### [RECORDS FOR PROCESSING]
◆ ◆ ◆ ◆
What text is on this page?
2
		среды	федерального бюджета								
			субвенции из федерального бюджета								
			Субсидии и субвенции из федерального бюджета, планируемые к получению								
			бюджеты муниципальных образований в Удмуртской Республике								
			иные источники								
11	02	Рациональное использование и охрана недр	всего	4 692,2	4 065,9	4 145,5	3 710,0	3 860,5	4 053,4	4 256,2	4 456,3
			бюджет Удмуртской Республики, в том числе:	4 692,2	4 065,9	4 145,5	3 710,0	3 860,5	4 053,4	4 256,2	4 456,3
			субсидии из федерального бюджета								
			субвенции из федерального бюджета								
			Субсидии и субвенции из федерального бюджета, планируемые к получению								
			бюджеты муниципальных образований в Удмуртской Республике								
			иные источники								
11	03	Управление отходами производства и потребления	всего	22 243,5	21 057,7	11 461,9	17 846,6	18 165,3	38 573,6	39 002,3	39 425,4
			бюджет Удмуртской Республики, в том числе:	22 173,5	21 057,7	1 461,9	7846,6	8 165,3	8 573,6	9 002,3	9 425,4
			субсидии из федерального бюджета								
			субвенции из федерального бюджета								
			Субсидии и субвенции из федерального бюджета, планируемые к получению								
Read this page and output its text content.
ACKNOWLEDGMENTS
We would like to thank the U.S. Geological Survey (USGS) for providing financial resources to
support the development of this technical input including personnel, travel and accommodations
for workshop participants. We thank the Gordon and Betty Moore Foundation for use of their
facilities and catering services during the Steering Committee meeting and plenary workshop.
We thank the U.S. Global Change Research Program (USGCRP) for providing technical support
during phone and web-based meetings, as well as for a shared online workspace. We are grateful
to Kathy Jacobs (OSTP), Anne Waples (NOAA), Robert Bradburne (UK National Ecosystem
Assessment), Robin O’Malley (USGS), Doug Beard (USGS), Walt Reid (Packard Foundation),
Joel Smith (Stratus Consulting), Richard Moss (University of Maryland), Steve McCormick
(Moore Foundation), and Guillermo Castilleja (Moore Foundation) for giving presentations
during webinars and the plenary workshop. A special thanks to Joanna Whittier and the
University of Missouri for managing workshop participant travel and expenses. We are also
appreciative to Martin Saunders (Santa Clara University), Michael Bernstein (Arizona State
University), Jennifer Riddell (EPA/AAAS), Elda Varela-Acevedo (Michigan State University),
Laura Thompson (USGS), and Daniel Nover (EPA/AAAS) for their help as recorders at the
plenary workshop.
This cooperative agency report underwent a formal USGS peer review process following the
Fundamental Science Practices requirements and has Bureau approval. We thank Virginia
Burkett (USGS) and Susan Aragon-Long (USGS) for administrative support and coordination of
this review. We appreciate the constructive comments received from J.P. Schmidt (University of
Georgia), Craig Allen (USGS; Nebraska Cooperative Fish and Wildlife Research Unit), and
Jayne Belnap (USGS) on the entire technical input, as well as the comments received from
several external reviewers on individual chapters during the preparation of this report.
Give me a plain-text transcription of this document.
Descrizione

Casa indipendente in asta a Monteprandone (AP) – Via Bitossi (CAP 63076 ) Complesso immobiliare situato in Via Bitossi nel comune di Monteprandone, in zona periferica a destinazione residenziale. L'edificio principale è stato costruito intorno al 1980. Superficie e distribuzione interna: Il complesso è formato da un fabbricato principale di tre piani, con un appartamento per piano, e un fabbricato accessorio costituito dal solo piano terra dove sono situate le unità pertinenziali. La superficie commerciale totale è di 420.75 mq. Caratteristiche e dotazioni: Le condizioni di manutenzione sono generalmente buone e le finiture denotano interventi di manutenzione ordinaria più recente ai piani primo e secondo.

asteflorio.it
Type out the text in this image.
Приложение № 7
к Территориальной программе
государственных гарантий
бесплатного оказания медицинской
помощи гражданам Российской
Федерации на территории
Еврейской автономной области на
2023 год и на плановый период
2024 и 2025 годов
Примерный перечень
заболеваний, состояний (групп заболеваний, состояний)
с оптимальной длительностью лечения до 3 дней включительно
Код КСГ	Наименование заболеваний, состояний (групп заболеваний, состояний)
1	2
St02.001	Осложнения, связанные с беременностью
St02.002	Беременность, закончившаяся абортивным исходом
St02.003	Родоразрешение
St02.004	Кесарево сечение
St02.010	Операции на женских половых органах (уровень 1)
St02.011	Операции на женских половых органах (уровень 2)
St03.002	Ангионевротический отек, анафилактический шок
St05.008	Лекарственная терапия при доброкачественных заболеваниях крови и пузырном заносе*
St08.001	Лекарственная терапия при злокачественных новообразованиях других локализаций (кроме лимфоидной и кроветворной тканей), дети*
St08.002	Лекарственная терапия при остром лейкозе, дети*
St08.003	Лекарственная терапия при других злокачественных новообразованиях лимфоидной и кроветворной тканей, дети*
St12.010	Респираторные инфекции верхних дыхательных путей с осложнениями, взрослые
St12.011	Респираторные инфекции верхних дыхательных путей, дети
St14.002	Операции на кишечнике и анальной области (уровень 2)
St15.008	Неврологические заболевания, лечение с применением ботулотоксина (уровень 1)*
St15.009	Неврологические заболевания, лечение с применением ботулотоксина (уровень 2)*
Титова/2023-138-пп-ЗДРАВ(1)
◆ ◆ ◆ ◆
### [WORK REQUIRED]
Only the number is wanted: how many lines in the entries above contain the string "области"?

### [RESPONSE TO THIS EXERCISE]
2